INSTRUCTIONS FOR THE TASK
Exclude images, then output the remaining data verbatim.

SUPPLIED MATERIAL
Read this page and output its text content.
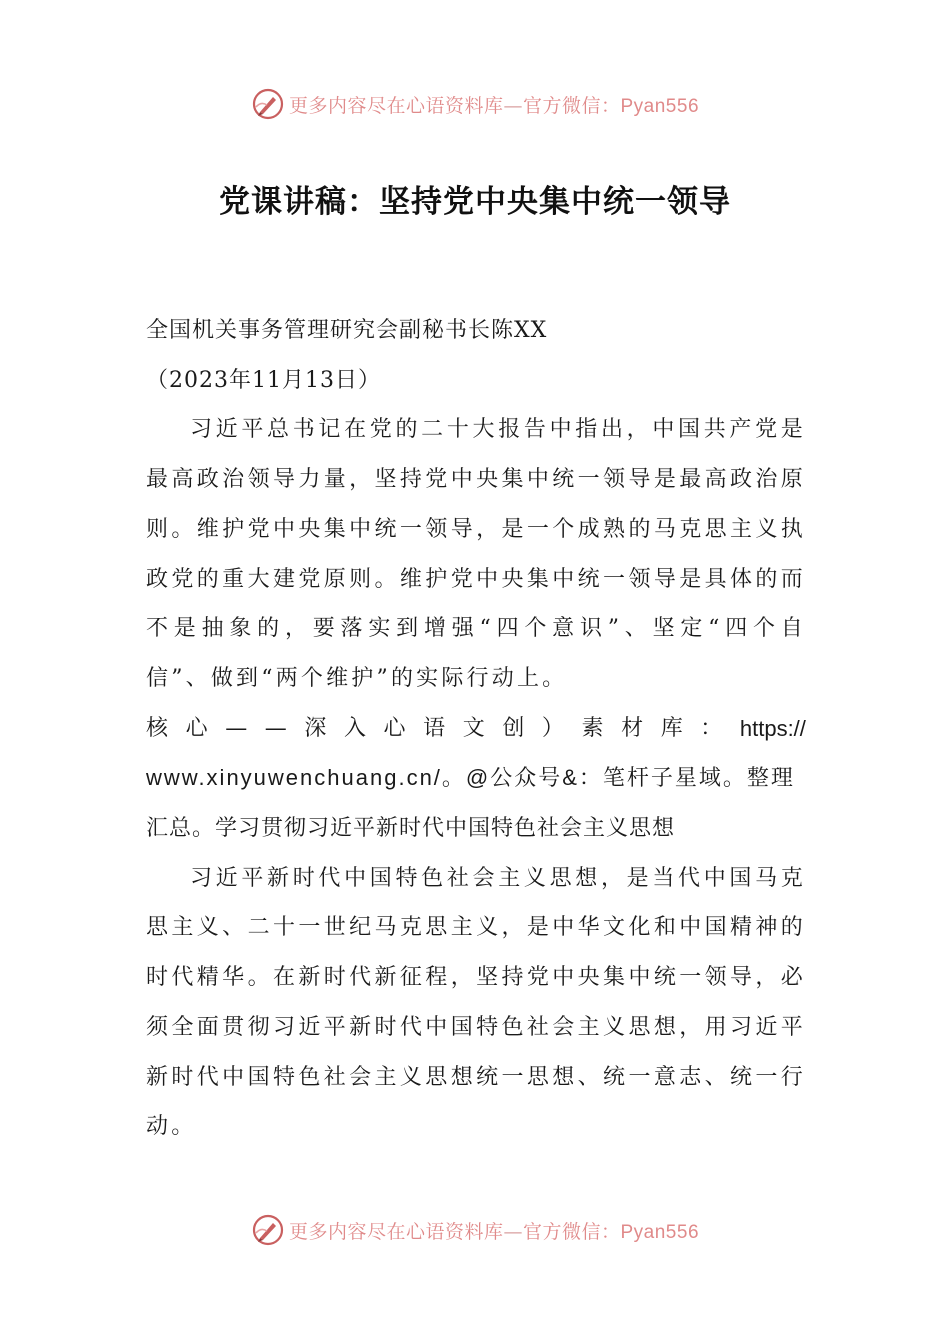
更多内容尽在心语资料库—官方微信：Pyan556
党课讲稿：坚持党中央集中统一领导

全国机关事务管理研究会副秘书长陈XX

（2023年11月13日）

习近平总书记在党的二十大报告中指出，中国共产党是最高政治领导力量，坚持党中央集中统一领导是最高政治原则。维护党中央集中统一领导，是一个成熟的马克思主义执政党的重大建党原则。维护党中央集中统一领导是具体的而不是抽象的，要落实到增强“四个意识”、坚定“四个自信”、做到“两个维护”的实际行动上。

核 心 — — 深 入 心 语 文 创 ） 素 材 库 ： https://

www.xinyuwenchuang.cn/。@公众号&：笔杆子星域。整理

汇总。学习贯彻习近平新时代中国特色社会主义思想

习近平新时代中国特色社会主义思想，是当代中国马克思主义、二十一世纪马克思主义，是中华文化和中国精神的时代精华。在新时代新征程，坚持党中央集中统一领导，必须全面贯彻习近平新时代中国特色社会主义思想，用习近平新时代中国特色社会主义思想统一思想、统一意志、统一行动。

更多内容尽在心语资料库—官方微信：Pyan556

FINISHED ANSWER
Read this page and output its text content.
更多内容尽在心语资料库—官方微信：Pyan556
党课讲稿：坚持党中央集中统一领导

全国机关事务管理研究会副秘书长陈XX

（2023年11月13日）

习近平总书记在党的二十大报告中指出，中国共产党是最高政治领导力量，坚持党中央集中统一领导是最高政治原则。维护党中央集中统一领导，是一个成熟的马克思主义执政党的重大建党原则。维护党中央集中统一领导是具体的而不是抽象的，要落实到增强“四个意识”、坚定“四个自信”、做到“两个维护”的实际行动上。

核 心 — — 深 入 心 语 文 创 ） 素 材 库 ： https://

www.xinyuwenchuang.cn/。@公众号&：笔杆子星域。整理

汇总。学习贯彻习近平新时代中国特色社会主义思想

习近平新时代中国特色社会主义思想，是当代中国马克思主义、二十一世纪马克思主义，是中华文化和中国精神的时代精华。在新时代新征程，坚持党中央集中统一领导，必须全面贯彻习近平新时代中国特色社会主义思想，用习近平新时代中国特色社会主义思想统一思想、统一意志、统一行动。

更多内容尽在心语资料库—官方微信：Pyan556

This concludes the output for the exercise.